**PROBLEM TO WORK ON**. In the material below, identify each line bearing the word "Mike". Reproduce those lines.

Collected data
▬▬▬▬▬▬
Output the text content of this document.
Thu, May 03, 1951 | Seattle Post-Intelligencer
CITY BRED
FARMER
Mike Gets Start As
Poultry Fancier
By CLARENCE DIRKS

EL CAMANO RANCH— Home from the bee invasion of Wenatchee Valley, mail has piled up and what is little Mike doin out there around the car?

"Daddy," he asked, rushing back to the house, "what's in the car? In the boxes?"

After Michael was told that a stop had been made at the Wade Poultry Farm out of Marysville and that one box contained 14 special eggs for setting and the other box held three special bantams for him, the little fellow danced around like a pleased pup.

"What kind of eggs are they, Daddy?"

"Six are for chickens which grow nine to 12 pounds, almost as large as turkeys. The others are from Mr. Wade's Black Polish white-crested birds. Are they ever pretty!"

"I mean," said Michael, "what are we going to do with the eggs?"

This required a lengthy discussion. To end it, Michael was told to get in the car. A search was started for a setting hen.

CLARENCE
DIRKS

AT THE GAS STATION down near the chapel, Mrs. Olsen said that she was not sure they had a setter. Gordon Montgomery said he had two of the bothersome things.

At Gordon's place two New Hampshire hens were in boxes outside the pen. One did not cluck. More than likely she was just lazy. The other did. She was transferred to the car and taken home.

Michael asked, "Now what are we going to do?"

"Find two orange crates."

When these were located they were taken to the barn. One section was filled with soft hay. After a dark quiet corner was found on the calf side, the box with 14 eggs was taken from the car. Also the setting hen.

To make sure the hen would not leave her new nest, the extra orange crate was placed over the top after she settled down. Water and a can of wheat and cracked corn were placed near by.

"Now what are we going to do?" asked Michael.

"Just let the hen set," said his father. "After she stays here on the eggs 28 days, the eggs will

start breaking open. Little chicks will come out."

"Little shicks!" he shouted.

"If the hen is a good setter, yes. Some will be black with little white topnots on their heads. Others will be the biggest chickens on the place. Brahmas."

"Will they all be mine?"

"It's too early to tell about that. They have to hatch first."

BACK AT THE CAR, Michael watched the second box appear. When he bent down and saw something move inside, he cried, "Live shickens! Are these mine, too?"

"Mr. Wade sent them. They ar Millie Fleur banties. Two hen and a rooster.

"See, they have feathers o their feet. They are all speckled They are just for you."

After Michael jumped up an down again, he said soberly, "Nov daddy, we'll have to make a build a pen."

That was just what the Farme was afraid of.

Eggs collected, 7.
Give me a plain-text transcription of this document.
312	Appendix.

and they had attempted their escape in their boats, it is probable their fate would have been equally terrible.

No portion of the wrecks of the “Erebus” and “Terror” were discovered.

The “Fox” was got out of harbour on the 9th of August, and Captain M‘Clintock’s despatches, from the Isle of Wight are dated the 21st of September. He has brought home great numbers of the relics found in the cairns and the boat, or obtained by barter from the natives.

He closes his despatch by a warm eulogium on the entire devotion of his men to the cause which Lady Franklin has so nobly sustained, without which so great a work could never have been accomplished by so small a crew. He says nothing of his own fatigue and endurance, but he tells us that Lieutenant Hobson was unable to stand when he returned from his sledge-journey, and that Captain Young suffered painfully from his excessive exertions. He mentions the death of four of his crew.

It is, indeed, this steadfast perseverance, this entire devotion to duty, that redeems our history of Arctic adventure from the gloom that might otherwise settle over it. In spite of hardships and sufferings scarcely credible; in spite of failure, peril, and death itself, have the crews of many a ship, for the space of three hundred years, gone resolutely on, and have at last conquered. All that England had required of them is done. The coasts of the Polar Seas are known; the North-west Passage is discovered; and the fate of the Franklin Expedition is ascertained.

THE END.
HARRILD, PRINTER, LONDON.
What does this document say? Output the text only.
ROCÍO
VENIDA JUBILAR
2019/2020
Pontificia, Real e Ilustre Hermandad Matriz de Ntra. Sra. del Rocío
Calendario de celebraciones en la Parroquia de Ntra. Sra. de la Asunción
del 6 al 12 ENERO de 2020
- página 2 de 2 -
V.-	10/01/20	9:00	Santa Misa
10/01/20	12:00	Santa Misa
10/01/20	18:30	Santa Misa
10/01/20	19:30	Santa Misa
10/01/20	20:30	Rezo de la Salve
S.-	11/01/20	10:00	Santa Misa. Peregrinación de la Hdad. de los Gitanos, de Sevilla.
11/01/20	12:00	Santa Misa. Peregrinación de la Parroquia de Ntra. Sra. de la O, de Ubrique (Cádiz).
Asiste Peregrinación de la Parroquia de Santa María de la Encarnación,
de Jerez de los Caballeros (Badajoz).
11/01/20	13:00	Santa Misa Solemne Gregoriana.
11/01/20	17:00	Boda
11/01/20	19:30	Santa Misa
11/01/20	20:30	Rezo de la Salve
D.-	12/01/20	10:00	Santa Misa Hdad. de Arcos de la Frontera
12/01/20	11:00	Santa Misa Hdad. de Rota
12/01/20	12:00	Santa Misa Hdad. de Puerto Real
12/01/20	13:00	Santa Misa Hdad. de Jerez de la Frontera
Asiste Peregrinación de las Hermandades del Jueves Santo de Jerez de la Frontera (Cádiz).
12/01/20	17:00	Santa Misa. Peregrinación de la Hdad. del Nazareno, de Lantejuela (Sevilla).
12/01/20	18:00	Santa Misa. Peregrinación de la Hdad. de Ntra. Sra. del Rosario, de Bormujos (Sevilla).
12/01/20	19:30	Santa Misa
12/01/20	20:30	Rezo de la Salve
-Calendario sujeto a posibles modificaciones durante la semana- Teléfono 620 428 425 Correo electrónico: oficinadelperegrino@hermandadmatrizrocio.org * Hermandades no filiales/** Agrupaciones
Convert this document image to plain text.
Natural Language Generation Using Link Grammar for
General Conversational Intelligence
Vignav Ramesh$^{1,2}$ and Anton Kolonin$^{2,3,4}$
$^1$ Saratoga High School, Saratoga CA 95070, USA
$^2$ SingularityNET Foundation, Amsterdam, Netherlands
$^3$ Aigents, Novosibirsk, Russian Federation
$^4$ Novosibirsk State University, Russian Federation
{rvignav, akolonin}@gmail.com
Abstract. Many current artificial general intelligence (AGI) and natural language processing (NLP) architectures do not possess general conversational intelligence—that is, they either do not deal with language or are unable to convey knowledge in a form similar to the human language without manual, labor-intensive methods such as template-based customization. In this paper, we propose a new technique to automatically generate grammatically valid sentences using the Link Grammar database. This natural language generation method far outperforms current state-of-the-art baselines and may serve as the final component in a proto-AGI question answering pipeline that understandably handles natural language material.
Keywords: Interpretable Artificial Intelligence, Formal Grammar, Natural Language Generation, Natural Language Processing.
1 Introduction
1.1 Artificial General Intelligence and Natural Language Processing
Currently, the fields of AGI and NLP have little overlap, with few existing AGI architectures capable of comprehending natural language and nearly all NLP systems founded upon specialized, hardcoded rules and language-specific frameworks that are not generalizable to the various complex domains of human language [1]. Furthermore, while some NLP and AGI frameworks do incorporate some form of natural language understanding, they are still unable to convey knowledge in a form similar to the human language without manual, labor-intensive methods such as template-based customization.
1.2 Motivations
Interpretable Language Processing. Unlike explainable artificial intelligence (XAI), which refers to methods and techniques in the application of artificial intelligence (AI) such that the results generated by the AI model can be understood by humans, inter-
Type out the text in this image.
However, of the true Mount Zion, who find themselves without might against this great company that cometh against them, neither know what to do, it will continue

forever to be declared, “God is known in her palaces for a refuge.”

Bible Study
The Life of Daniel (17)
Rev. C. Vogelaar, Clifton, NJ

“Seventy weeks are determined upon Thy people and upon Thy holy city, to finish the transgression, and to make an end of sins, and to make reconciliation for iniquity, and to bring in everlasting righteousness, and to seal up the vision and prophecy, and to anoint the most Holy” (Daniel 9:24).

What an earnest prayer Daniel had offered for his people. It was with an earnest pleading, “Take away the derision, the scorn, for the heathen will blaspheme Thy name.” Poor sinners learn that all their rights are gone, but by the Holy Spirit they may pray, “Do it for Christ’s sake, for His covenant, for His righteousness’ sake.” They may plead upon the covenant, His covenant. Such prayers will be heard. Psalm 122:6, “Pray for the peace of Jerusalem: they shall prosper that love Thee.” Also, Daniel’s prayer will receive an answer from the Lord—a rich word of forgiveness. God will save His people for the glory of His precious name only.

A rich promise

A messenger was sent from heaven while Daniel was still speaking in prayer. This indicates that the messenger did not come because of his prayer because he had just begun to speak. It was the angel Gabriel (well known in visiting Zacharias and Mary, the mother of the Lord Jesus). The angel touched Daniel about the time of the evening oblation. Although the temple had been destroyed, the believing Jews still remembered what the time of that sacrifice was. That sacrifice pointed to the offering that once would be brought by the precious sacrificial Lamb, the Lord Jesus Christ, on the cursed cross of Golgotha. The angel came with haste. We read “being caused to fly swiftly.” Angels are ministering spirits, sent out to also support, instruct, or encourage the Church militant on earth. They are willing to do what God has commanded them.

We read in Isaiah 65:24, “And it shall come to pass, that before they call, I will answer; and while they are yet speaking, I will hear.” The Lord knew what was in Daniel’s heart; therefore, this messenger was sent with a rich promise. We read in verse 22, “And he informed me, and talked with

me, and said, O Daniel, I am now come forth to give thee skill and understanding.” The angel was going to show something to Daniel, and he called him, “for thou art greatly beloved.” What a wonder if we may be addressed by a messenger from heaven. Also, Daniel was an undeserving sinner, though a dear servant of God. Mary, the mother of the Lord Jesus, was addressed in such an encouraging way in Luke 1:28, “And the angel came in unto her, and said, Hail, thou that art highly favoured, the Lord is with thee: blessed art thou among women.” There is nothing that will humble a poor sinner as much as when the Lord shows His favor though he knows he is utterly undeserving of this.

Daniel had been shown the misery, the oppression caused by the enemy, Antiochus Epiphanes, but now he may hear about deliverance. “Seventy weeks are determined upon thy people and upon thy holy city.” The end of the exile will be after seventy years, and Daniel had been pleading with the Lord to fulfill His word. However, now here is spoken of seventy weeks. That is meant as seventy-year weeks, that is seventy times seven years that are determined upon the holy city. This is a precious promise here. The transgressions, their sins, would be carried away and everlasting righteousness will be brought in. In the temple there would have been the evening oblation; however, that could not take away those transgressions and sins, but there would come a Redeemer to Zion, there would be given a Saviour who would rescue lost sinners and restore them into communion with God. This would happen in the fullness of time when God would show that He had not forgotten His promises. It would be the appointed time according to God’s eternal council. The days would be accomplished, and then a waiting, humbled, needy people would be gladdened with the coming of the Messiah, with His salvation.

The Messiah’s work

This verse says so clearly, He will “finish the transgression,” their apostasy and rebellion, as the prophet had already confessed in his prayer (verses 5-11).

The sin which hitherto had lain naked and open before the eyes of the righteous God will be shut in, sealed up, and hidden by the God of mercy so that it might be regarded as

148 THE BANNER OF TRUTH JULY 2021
▬▬▬▬▬▬
**RESULT OF THIS TASK**.
Mike Gets Start As
EL CAMANO RANCH— Home from the bee invasion of Wenatchee Valley, mail has piled up and what is little Mike doin out there around the car?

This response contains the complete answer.